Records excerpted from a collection
-- Begin --

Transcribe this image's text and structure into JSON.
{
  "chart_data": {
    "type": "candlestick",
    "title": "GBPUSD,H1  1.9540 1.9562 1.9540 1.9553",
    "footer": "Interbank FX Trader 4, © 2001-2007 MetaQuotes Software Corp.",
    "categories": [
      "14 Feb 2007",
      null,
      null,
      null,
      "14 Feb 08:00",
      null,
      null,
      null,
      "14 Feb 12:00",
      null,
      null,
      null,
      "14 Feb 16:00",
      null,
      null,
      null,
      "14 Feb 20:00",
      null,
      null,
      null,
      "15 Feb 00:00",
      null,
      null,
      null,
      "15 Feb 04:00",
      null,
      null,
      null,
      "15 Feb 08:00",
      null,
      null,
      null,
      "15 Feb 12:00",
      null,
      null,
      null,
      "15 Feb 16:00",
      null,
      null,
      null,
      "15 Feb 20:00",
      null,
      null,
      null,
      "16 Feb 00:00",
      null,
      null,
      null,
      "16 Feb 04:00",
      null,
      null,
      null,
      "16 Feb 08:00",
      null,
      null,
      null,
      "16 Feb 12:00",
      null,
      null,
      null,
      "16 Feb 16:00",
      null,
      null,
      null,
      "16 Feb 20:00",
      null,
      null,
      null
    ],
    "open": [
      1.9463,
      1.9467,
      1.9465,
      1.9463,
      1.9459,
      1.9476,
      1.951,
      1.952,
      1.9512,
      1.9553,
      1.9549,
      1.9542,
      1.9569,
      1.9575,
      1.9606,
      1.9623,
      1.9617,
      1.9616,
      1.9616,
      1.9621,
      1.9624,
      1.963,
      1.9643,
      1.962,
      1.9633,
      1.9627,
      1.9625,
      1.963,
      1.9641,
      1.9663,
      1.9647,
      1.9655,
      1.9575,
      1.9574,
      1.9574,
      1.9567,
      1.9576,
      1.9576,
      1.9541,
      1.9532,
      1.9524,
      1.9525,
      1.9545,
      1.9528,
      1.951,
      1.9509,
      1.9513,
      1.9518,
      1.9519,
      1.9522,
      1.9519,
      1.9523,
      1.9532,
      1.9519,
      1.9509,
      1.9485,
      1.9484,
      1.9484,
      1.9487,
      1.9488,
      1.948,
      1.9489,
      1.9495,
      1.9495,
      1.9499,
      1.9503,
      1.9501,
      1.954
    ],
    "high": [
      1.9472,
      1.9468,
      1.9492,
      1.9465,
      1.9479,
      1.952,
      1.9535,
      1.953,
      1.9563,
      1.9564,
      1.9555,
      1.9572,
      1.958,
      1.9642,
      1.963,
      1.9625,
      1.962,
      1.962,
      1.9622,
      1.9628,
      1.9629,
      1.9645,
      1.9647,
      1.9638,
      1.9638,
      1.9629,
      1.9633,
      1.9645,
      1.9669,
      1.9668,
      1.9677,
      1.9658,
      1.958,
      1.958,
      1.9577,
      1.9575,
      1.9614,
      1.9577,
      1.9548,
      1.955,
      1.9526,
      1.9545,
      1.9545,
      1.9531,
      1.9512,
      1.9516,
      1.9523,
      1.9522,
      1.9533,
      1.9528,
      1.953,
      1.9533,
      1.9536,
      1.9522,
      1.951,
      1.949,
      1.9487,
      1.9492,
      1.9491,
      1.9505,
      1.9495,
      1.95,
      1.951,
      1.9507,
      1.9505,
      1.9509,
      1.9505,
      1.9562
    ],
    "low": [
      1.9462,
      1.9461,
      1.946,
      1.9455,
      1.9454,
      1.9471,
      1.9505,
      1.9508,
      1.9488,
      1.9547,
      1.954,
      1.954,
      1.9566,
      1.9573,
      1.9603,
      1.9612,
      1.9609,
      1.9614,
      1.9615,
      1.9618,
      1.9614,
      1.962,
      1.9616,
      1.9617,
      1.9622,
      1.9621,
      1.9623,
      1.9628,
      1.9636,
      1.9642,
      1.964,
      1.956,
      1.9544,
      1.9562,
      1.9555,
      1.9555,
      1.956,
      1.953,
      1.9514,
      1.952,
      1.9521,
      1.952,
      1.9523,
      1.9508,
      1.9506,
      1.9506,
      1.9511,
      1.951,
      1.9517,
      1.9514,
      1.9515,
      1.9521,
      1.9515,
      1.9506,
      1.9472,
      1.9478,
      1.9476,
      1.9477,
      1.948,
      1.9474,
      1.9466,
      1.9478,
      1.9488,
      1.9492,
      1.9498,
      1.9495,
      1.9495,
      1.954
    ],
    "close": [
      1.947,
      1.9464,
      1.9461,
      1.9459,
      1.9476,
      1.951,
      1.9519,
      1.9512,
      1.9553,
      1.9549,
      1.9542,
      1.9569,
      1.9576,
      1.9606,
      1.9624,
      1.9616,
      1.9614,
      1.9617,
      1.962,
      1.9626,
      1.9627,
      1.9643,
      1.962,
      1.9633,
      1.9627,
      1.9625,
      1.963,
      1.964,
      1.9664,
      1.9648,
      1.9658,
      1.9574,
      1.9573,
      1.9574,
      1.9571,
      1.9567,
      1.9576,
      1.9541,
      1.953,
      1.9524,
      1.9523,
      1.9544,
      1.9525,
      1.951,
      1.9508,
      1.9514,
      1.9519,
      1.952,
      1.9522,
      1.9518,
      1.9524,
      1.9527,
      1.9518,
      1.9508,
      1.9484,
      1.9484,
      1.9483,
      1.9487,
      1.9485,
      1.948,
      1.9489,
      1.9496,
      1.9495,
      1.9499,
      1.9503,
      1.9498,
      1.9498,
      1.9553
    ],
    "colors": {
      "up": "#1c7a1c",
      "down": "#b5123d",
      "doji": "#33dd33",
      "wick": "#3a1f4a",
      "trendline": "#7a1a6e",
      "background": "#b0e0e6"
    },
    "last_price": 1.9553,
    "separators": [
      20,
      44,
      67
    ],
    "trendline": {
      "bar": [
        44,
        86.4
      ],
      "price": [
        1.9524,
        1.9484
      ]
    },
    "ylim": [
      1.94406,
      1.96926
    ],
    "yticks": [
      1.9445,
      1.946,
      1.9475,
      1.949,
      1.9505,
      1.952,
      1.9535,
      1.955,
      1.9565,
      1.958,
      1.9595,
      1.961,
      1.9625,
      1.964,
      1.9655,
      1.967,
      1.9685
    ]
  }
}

-- End --

## [WHAT THIS TASK INVOLVES]
Reproduce the entire listing word for word.

## [TASK RESPONSE]
Transcribe this image's text and structure into JSON.
{
  "chart_data": {
    "type": "candlestick",
    "title": "GBPUSD,H1  1.9540 1.9562 1.9540 1.9553",
    "footer": "Interbank FX Trader 4, © 2001-2007 MetaQuotes Software Corp.",
    "categories": [
      "14 Feb 2007",
      null,
      null,
      null,
      "14 Feb 08:00",
      null,
      null,
      null,
      "14 Feb 12:00",
      null,
      null,
      null,
      "14 Feb 16:00",
      null,
      null,
      null,
      "14 Feb 20:00",
      null,
      null,
      null,
      "15 Feb 00:00",
      null,
      null,
      null,
      "15 Feb 04:00",
      null,
      null,
      null,
      "15 Feb 08:00",
      null,
      null,
      null,
      "15 Feb 12:00",
      null,
      null,
      null,
      "15 Feb 16:00",
      null,
      null,
      null,
      "15 Feb 20:00",
      null,
      null,
      null,
      "16 Feb 00:00",
      null,
      null,
      null,
      "16 Feb 04:00",
      null,
      null,
      null,
      "16 Feb 08:00",
      null,
      null,
      null,
      "16 Feb 12:00",
      null,
      null,
      null,
      "16 Feb 16:00",
      null,
      null,
      null,
      "16 Feb 20:00",
      null,
      null,
      null
    ],
    "open": [
      1.9463,
      1.9467,
      1.9465,
      1.9463,
      1.9459,
      1.9476,
      1.951,
      1.952,
      1.9512,
      1.9553,
      1.9549,
      1.9542,
      1.9569,
      1.9575,
      1.9606,
      1.9623,
      1.9617,
      1.9616,
      1.9616,
      1.9621,
      1.9624,
      1.963,
      1.9643,
      1.962,
      1.9633,
      1.9627,
      1.9625,
      1.963,
      1.9641,
      1.9663,
      1.9647,
      1.9655,
      1.9575,
      1.9574,
      1.9574,
      1.9567,
      1.9576,
      1.9576,
      1.9541,
      1.9532,
      1.9524,
      1.9525,
      1.9545,
      1.9528,
      1.951,
      1.9509,
      1.9513,
      1.9518,
      1.9519,
      1.9522,
      1.9519,
      1.9523,
      1.9532,
      1.9519,
      1.9509,
      1.9485,
      1.9484,
      1.9484,
      1.9487,
      1.9488,
      1.948,
      1.9489,
      1.9495,
      1.9495,
      1.9499,
      1.9503,
      1.9501,
      1.954
    ],
    "high": [
      1.9472,
      1.9468,
      1.9492,
      1.9465,
      1.9479,
      1.952,
      1.9535,
      1.953,
      1.9563,
      1.9564,
      1.9555,
      1.9572,
      1.958,
      1.9642,
      1.963,
      1.9625,
      1.962,
      1.962,
      1.9622,
      1.9628,
      1.9629,
      1.9645,
      1.9647,
      1.9638,
      1.9638,
      1.9629,
      1.9633,
      1.9645,
      1.9669,
      1.9668,
      1.9677,
      1.9658,
      1.958,
      1.958,
      1.9577,
      1.9575,
      1.9614,
      1.9577,
      1.9548,
      1.955,
      1.9526,
      1.9545,
      1.9545,
      1.9531,
      1.9512,
      1.9516,
      1.9523,
      1.9522,
      1.9533,
      1.9528,
      1.953,
      1.9533,
      1.9536,
      1.9522,
      1.951,
      1.949,
      1.9487,
      1.9492,
      1.9491,
      1.9505,
      1.9495,
      1.95,
      1.951,
      1.9507,
      1.9505,
      1.9509,
      1.9505,
      1.9562
    ],
    "low": [
      1.9462,
      1.9461,
      1.946,
      1.9455,
      1.9454,
      1.9471,
      1.9505,
      1.9508,
      1.9488,
      1.9547,
      1.954,
      1.954,
      1.9566,
      1.9573,
      1.9603,
      1.9612,
      1.9609,
      1.9614,
      1.9615,
      1.9618,
      1.9614,
      1.962,
      1.9616,
      1.9617,
      1.9622,
      1.9621,
      1.9623,
      1.9628,
      1.9636,
      1.9642,
      1.964,
      1.956,
      1.9544,
      1.9562,
      1.9555,
      1.9555,
      1.956,
      1.953,
      1.9514,
      1.952,
      1.9521,
      1.952,
      1.9523,
      1.9508,
      1.9506,
      1.9506,
      1.9511,
      1.951,
      1.9517,
      1.9514,
      1.9515,
      1.9521,
      1.9515,
      1.9506,
      1.9472,
      1.9478,
      1.9476,
      1.9477,
      1.948,
      1.9474,
      1.9466,
      1.9478,
      1.9488,
      1.9492,
      1.9498,
      1.9495,
      1.9495,
      1.954
    ],
    "close": [
      1.947,
      1.9464,
      1.9461,
      1.9459,
      1.9476,
      1.951,
      1.9519,
      1.9512,
      1.9553,
      1.9549,
      1.9542,
      1.9569,
      1.9576,
      1.9606,
      1.9624,
      1.9616,
      1.9614,
      1.9617,
      1.962,
      1.9626,
      1.9627,
      1.9643,
      1.962,
      1.9633,
      1.9627,
      1.9625,
      1.963,
      1.964,
      1.9664,
      1.9648,
      1.9658,
      1.9574,
      1.9573,
      1.9574,
      1.9571,
      1.9567,
      1.9576,
      1.9541,
      1.953,
      1.9524,
      1.9523,
      1.9544,
      1.9525,
      1.951,
      1.9508,
      1.9514,
      1.9519,
      1.952,
      1.9522,
      1.9518,
      1.9524,
      1.9527,
      1.9518,
      1.9508,
      1.9484,
      1.9484,
      1.9483,
      1.9487,
      1.9485,
      1.948,
      1.9489,
      1.9496,
      1.9495,
      1.9499,
      1.9503,
      1.9498,
      1.9498,
      1.9553
    ],
    "colors": {
      "up": "#1c7a1c",
      "down": "#b5123d",
      "doji": "#33dd33",
      "wick": "#3a1f4a",
      "trendline": "#7a1a6e",
      "background": "#b0e0e6"
    },
    "last_price": 1.9553,
    "separators": [
      20,
      44,
      67
    ],
    "trendline": {
      "bar": [
        44,
        86.4
      ],
      "price": [
        1.9524,
        1.9484
      ]
    },
    "ylim": [
      1.94406,
      1.96926
    ],
    "yticks": [
      1.9445,
      1.946,
      1.9475,
      1.949,
      1.9505,
      1.952,
      1.9535,
      1.955,
      1.9565,
      1.958,
      1.9595,
      1.961,
      1.9625,
      1.964,
      1.9655,
      1.967,
      1.9685
    ]
  }
}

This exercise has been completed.